Given problem: Quote the entries word for word. Omit the pictures.

Records for this exercise:

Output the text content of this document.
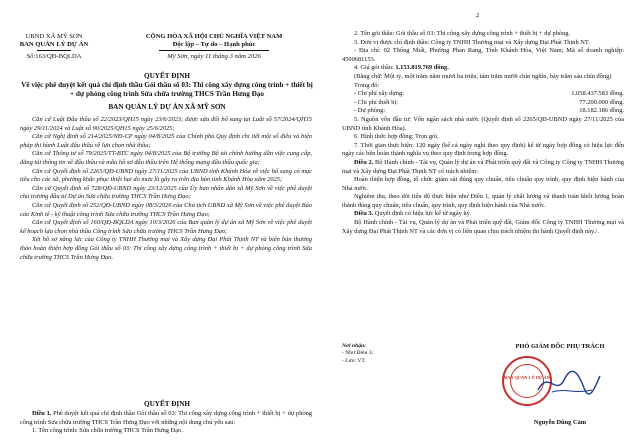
UBND XÃ MỸ SƠN
BAN QUẢN LÝ DỰ ÁN
Số:163/QĐ-BQLDA
CỘNG HÒA XÃ HỘI CHỦ NGHĨA VIỆT NAM
Độc lập – Tự do – Hạnh phúc
Mỹ Sơn, ngày 11 tháng 3 năm 2026
QUYẾT ĐỊNH
Về việc phê duyệt kết quả chỉ định thầu Gói thầu số 03: Thi công xây dựng công trình + thiết bị + dự phòng công trình Sửa chữa trường THCS Trần Hưng Đạo
BAN QUẢN LÝ DỰ ÁN XÃ MỸ SƠN

Căn cứ Luật Đấu thầu số 22/2023/QH15 ngày 23/6/2023; được sửa đổi bổ sung tại Luật số 57/2024/QH15 ngày 29/11/2024 và Luật số 90/2025/QH15 ngày 25/6/2025;

Căn cứ Nghị định số 214/2025/NĐ-CP ngày 04/8/2025 của Chính phủ Quy định chi tiết một số điều và biện pháp thi hành Luật đấu thầu về lựa chọn nhà thầu;

Căn cứ Thông tư số 79/2025/TT-BTC ngày 04/8/2025 của Bộ trưởng Bộ tài chính hướng dẫn việc cung cấp, đăng tải thông tin về đấu thầu và mẫu hồ sơ đấu thầu trên Hệ thống mạng đấu thầu quốc gia;

Căn cứ Quyết định số 2265/QĐ-UBND ngày 27/11/2025 của UBND tỉnh Khánh Hòa về việc bổ sung có mục tiêu cho các xã, phường khắc phục thiệt hại do mưa lũ gây ra trên địa bàn tỉnh Khánh Hòa năm 2025;

Căn cứ Quyết định số 728/QĐ-UBND ngày 23/12/2025 của Ủy ban nhân dân xã Mỹ Sơn về việc phê duyệt chủ trương đầu tư Dự án Sửa chữa trường THCS Trần Hưng Đạo;

Căn cứ Quyết định số 252/QĐ-UBND ngày 08/3/2026 của Chủ tịch UBND xã Mỹ Sơn về việc phê duyệt Báo cáo Kinh tế - kỹ thuật công trình Sửa chữa trường THCS Trần Hưng Đạo;

Căn cứ Quyết định số 160/QĐ-BQLDA ngày 10/3/2026 của Ban quản lý dự án xã Mỹ Sơn về việc phê duyệt kế hoạch lựa chọn nhà thầu Công trình Sửa chữa trường THCS Trần Hưng Đạo;

Xét hồ sơ năng lực của Công ty TNHH Thương mại và Xây dựng Đại Phát Thịnh NT và biên bản thương thảo hoàn thiện hợp đồng Gói thầu số 03: Thi công xây dựng công trình + thiết bị + dự phòng công trình Sửa chữa trường THCS Trần Hưng Đạo.

QUYẾT ĐỊNH

Điều 1. Phê duyệt kết quả chỉ định thầu Gói thầu số 03: Thi công xây dựng công trình + thiết bị + dự phòng công trình Sửa chữa trường THCS Trần Hưng Đạo với những nội dung chủ yếu sau:

1. Tên công trình: Sửa chữa trường THCS Trần Hưng Đạo.

2

2. Tên gói thầu: Gói thầu số 03: Thi công xây dựng công trình + thiết bị + dự phòng.

3. Đơn vị được chỉ định thầu: Công ty TNHH Thương mại và Xây dựng Đại Phát Thịnh NT.

- Địa chỉ: 02 Thống Nhất, Phường Phan Rang, Tỉnh Khánh Hòa, Việt Nam; Mã số doanh nghiệp: 4500681153.

4. Giá gói thầu: 1.153.819.769 đồng.

(Bằng chữ: Một tỷ, một trăm năm mươi ba triệu, tám trăm mười chín nghìn, bảy trăm sáu chín đồng)

Trong đó:

- Chi phí xây dựng:	1.058.437.583 đồng.
- Chi phí thiết bị:	77.200.000 đồng.
- Dự phòng:	18.182.186 đồng.

5. Nguồn vốn đầu tư: Vốn ngân sách nhà nước (Quyết định số 2265/QĐ-UBND ngày 27/11/2025 của UBND tỉnh Khánh Hòa).

6. Hình thức hợp đồng: Trọn gói.

7. Thời gian thực hiện: 120 ngày (kể cả ngày nghỉ theo quy định) kể từ ngày hợp đồng có hiệu lực đến ngày các bên hoàn thành nghĩa vụ theo quy định trong hợp đồng.

Điều 2. Bộ Hành chính - Tài vụ, Quản lý dự án và Phát triển quỹ đất và Công ty Công ty TNHH Thương mại và Xây dựng Đại Phát Thịnh NT có trách nhiệm:

Hoàn thiện hợp đồng, tổ chức giám sát đúng quy chuẩn, tiêu chuẩn quy trình, quy định hiện hành của Nhà nước.

Nghiêm thu, theo dõi tiến độ thực hiện như Điều 1, quản lý chất lượng và thanh toán khối lượng hoàn thành đúng quy chuẩn, tiêu chuẩn, quy trình, quy định hiện hành của Nhà nước.

Điều 3. Quyết định có hiệu lực kể từ ngày ký.

Bộ Hành chính - Tài vụ, Quản lý dự án và Phát triển quỹ đất, Giám đốc Công ty TNHH Thương mại và Xây dựng Đại Phát Thịnh NT và các đơn vị có liên quan chịu trách nhiệm thi hành Quyết định này./.

Nơi nhận:
- Như Điều 3;
- Lưu: VT.
PHÓ GIÁM ĐỐC PHỤ TRÁCH
BAN QUẢN LÝ DỰ ÁN
Nguyễn Dũng Cảm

Output of the exercise:
Output the text content of this document.
UBND XÃ MỸ SƠN
BAN QUẢN LÝ DỰ ÁN
Số:163/QĐ-BQLDA
CỘNG HÒA XÃ HỘI CHỦ NGHĨA VIỆT NAM
Độc lập – Tự do – Hạnh phúc
Mỹ Sơn, ngày 11 tháng 3 năm 2026
QUYẾT ĐỊNH
Về việc phê duyệt kết quả chỉ định thầu Gói thầu số 03: Thi công xây dựng công trình + thiết bị + dự phòng công trình Sửa chữa trường THCS Trần Hưng Đạo
BAN QUẢN LÝ DỰ ÁN XÃ MỸ SƠN

Căn cứ Luật Đấu thầu số 22/2023/QH15 ngày 23/6/2023; được sửa đổi bổ sung tại Luật số 57/2024/QH15 ngày 29/11/2024 và Luật số 90/2025/QH15 ngày 25/6/2025;

Căn cứ Nghị định số 214/2025/NĐ-CP ngày 04/8/2025 của Chính phủ Quy định chi tiết một số điều và biện pháp thi hành Luật đấu thầu về lựa chọn nhà thầu;

Căn cứ Thông tư số 79/2025/TT-BTC ngày 04/8/2025 của Bộ trưởng Bộ tài chính hướng dẫn việc cung cấp, đăng tải thông tin về đấu thầu và mẫu hồ sơ đấu thầu trên Hệ thống mạng đấu thầu quốc gia;

Căn cứ Quyết định số 2265/QĐ-UBND ngày 27/11/2025 của UBND tỉnh Khánh Hòa về việc bổ sung có mục tiêu cho các xã, phường khắc phục thiệt hại do mưa lũ gây ra trên địa bàn tỉnh Khánh Hòa năm 2025;

Căn cứ Quyết định số 728/QĐ-UBND ngày 23/12/2025 của Ủy ban nhân dân xã Mỹ Sơn về việc phê duyệt chủ trương đầu tư Dự án Sửa chữa trường THCS Trần Hưng Đạo;

Căn cứ Quyết định số 252/QĐ-UBND ngày 08/3/2026 của Chủ tịch UBND xã Mỹ Sơn về việc phê duyệt Báo cáo Kinh tế - kỹ thuật công trình Sửa chữa trường THCS Trần Hưng Đạo;

Căn cứ Quyết định số 160/QĐ-BQLDA ngày 10/3/2026 của Ban quản lý dự án xã Mỹ Sơn về việc phê duyệt kế hoạch lựa chọn nhà thầu Công trình Sửa chữa trường THCS Trần Hưng Đạo;

Xét hồ sơ năng lực của Công ty TNHH Thương mại và Xây dựng Đại Phát Thịnh NT và biên bản thương thảo hoàn thiện hợp đồng Gói thầu số 03: Thi công xây dựng công trình + thiết bị + dự phòng công trình Sửa chữa trường THCS Trần Hưng Đạo.

QUYẾT ĐỊNH

Điều 1. Phê duyệt kết quả chỉ định thầu Gói thầu số 03: Thi công xây dựng công trình + thiết bị + dự phòng công trình Sửa chữa trường THCS Trần Hưng Đạo với những nội dung chủ yếu sau:

1. Tên công trình: Sửa chữa trường THCS Trần Hưng Đạo.

2

2. Tên gói thầu: Gói thầu số 03: Thi công xây dựng công trình + thiết bị + dự phòng.

3. Đơn vị được chỉ định thầu: Công ty TNHH Thương mại và Xây dựng Đại Phát Thịnh NT.

- Địa chỉ: 02 Thống Nhất, Phường Phan Rang, Tỉnh Khánh Hòa, Việt Nam; Mã số doanh nghiệp: 4500681153.

4. Giá gói thầu: 1.153.819.769 đồng.

(Bằng chữ: Một tỷ, một trăm năm mươi ba triệu, tám trăm mười chín nghìn, bảy trăm sáu chín đồng)

Trong đó:

- Chi phí xây dựng:	1.058.437.583 đồng.
- Chi phí thiết bị:	77.200.000 đồng.
- Dự phòng:	18.182.186 đồng.

5. Nguồn vốn đầu tư: Vốn ngân sách nhà nước (Quyết định số 2265/QĐ-UBND ngày 27/11/2025 của UBND tỉnh Khánh Hòa).

6. Hình thức hợp đồng: Trọn gói.

7. Thời gian thực hiện: 120 ngày (kể cả ngày nghỉ theo quy định) kể từ ngày hợp đồng có hiệu lực đến ngày các bên hoàn thành nghĩa vụ theo quy định trong hợp đồng.

Điều 2. Bộ Hành chính - Tài vụ, Quản lý dự án và Phát triển quỹ đất và Công ty Công ty TNHH Thương mại và Xây dựng Đại Phát Thịnh NT có trách nhiệm:

Hoàn thiện hợp đồng, tổ chức giám sát đúng quy chuẩn, tiêu chuẩn quy trình, quy định hiện hành của Nhà nước.

Nghiêm thu, theo dõi tiến độ thực hiện như Điều 1, quản lý chất lượng và thanh toán khối lượng hoàn thành đúng quy chuẩn, tiêu chuẩn, quy trình, quy định hiện hành của Nhà nước.

Điều 3. Quyết định có hiệu lực kể từ ngày ký.

Bộ Hành chính - Tài vụ, Quản lý dự án và Phát triển quỹ đất, Giám đốc Công ty TNHH Thương mại và Xây dựng Đại Phát Thịnh NT và các đơn vị có liên quan chịu trách nhiệm thi hành Quyết định này./.

Nơi nhận:
- Như Điều 3;
- Lưu: VT.
PHÓ GIÁM ĐỐC PHỤ TRÁCH
BAN QUẢN LÝ DỰ ÁN
Nguyễn Dũng Cảm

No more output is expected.